_What needs to be done:_ Every record must be written out once more, with nothing added or omitted.

_Data supplied:_
********

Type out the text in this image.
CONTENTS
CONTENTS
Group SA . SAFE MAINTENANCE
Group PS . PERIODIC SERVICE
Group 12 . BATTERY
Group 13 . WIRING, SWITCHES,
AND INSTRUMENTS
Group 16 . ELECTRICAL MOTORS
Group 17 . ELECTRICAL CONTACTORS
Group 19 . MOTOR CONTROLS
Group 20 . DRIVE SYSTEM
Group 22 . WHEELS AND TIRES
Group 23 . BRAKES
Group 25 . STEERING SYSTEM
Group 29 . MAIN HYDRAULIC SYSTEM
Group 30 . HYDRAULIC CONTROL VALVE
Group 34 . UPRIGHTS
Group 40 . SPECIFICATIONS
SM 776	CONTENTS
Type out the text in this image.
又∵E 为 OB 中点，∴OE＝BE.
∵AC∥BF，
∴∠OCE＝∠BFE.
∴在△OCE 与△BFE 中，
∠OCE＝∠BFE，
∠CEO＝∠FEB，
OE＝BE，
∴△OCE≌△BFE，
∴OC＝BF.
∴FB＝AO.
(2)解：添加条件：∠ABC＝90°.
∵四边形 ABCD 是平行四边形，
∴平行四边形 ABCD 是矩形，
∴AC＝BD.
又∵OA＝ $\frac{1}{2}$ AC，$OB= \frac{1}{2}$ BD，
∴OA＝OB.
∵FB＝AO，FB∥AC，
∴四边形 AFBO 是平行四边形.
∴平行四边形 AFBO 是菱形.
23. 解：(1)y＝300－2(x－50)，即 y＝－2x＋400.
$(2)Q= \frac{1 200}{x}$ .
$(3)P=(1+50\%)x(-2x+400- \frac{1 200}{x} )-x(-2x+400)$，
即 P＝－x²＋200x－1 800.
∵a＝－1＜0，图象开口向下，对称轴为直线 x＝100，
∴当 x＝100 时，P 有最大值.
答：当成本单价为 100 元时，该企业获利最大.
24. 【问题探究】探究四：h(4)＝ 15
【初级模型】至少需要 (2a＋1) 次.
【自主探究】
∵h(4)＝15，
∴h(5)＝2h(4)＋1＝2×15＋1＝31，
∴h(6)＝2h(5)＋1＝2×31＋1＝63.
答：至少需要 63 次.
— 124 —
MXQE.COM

********

_Result below:_
Type out the text in this image.
CONTENTS
CONTENTS
Group SA . SAFE MAINTENANCE
Group PS . PERIODIC SERVICE
Group 12 . BATTERY
Group 13 . WIRING, SWITCHES,
AND INSTRUMENTS
Group 16 . ELECTRICAL MOTORS
Group 17 . ELECTRICAL CONTACTORS
Group 19 . MOTOR CONTROLS
Group 20 . DRIVE SYSTEM
Group 22 . WHEELS AND TIRES
Group 23 . BRAKES
Group 25 . STEERING SYSTEM
Group 29 . MAIN HYDRAULIC SYSTEM
Group 30 . HYDRAULIC CONTROL VALVE
Group 34 . UPRIGHTS
Group 40 . SPECIFICATIONS
SM 776	CONTENTS
Type out the text in this image.
又∵E 为 OB 中点，∴OE＝BE.
∵AC∥BF，
∴∠OCE＝∠BFE.
∴在△OCE 与△BFE 中，
∠OCE＝∠BFE，
∠CEO＝∠FEB，
OE＝BE，
∴△OCE≌△BFE，
∴OC＝BF.
∴FB＝AO.
(2)解：添加条件：∠ABC＝90°.
∵四边形 ABCD 是平行四边形，
∴平行四边形 ABCD 是矩形，
∴AC＝BD.
又∵OA＝ $\frac{1}{2}$ AC，$OB= \frac{1}{2}$ BD，
∴OA＝OB.
∵FB＝AO，FB∥AC，
∴四边形 AFBO 是平行四边形.
∴平行四边形 AFBO 是菱形.
23. 解：(1)y＝300－2(x－50)，即 y＝－2x＋400.
$(2)Q= \frac{1 200}{x}$ .
$(3)P=(1+50\%)x(-2x+400- \frac{1 200}{x} )-x(-2x+400)$，
即 P＝－x²＋200x－1 800.
∵a＝－1＜0，图象开口向下，对称轴为直线 x＝100，
∴当 x＝100 时，P 有最大值.
答：当成本单价为 100 元时，该企业获利最大.
24. 【问题探究】探究四：h(4)＝ 15
【初级模型】至少需要 (2a＋1) 次.
【自主探究】
∵h(4)＝15，
∴h(5)＝2h(4)＋1＝2×15＋1＝31，
∴h(6)＝2h(5)＋1＝2×31＋1＝63.
答：至少需要 63 次.
— 124 —
MXQE.COM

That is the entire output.